▶ **TASK DESCRIPTION**
Everything from the line with "Enumerate this chart's" through the last line of the records below should be copied exactly, both ends included.

▶ **Figure dataset records**
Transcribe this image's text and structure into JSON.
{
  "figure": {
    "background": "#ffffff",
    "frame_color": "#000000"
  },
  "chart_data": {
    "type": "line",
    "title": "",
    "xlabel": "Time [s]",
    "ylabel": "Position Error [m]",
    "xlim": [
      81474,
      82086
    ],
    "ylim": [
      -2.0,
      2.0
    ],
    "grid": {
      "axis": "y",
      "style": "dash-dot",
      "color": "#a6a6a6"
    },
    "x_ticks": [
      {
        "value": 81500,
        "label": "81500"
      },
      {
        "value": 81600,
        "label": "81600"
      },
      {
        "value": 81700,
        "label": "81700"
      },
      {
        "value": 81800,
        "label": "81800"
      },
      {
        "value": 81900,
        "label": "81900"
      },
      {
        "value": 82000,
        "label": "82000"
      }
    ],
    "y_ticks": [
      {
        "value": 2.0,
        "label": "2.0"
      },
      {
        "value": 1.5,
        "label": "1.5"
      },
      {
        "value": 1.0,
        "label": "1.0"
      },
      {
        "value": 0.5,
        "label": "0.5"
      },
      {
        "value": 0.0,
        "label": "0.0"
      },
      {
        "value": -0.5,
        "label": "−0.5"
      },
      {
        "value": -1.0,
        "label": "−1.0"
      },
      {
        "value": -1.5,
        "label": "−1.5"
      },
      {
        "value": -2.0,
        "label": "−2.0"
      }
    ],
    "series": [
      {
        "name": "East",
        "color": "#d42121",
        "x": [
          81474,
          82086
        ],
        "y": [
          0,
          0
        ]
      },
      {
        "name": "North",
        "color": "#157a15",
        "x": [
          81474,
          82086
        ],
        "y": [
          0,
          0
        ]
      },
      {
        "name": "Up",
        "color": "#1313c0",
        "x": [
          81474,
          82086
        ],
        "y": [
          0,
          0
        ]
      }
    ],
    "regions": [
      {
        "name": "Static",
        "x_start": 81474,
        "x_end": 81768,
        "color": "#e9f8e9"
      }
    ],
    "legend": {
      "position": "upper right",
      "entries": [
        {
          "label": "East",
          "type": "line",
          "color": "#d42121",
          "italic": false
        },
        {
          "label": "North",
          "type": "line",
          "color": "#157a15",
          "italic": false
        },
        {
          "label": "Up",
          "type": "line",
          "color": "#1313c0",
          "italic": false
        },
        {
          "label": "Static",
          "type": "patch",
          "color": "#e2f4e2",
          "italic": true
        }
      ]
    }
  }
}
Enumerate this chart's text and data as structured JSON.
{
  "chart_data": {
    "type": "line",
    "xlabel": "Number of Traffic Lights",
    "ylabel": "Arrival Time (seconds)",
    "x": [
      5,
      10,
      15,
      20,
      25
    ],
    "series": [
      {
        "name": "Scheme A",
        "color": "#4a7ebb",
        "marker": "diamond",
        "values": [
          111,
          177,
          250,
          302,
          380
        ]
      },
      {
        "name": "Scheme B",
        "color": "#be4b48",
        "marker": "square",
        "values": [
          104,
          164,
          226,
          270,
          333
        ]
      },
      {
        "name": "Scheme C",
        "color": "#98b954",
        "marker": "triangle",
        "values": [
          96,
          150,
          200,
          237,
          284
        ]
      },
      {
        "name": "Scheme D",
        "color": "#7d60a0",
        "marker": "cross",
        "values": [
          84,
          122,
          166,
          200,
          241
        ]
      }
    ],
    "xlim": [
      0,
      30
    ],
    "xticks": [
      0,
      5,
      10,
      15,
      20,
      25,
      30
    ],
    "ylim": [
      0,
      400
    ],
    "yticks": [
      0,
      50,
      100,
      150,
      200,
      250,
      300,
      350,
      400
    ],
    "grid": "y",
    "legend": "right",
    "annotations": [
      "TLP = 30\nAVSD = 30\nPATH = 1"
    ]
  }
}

▶ **RESULT OF THE TASK**
Enumerate this chart's text and data as structured JSON.
{
  "chart_data": {
    "type": "line",
    "xlabel": "Number of Traffic Lights",
    "ylabel": "Arrival Time (seconds)",
    "x": [
      5,
      10,
      15,
      20,
      25
    ],
    "series": [
      {
        "name": "Scheme A",
        "color": "#4a7ebb",
        "marker": "diamond",
        "values": [
          111,
          177,
          250,
          302,
          380
        ]
      },
      {
        "name": "Scheme B",
        "color": "#be4b48",
        "marker": "square",
        "values": [
          104,
          164,
          226,
          270,
          333
        ]
      },
      {
        "name": "Scheme C",
        "color": "#98b954",
        "marker": "triangle",
        "values": [
          96,
          150,
          200,
          237,
          284
        ]
      },
      {
        "name": "Scheme D",
        "color": "#7d60a0",
        "marker": "cross",
        "values": [
          84,
          122,
          166,
          200,
          241
        ]
      }
    ],
    "xlim": [
      0,
      30
    ],
    "xticks": [
      0,
      5,
      10,
      15,
      20,
      25,
      30
    ],
    "ylim": [
      0,
      400
    ],
    "yticks": [
      0,
      50,
      100,
      150,
      200,
      250,
      300,
      350,
      400
    ],
    "grid": "y",
    "legend": "right",
    "annotations": [
      "TLP = 30\nAVSD = 30\nPATH = 1"
    ]
  }
}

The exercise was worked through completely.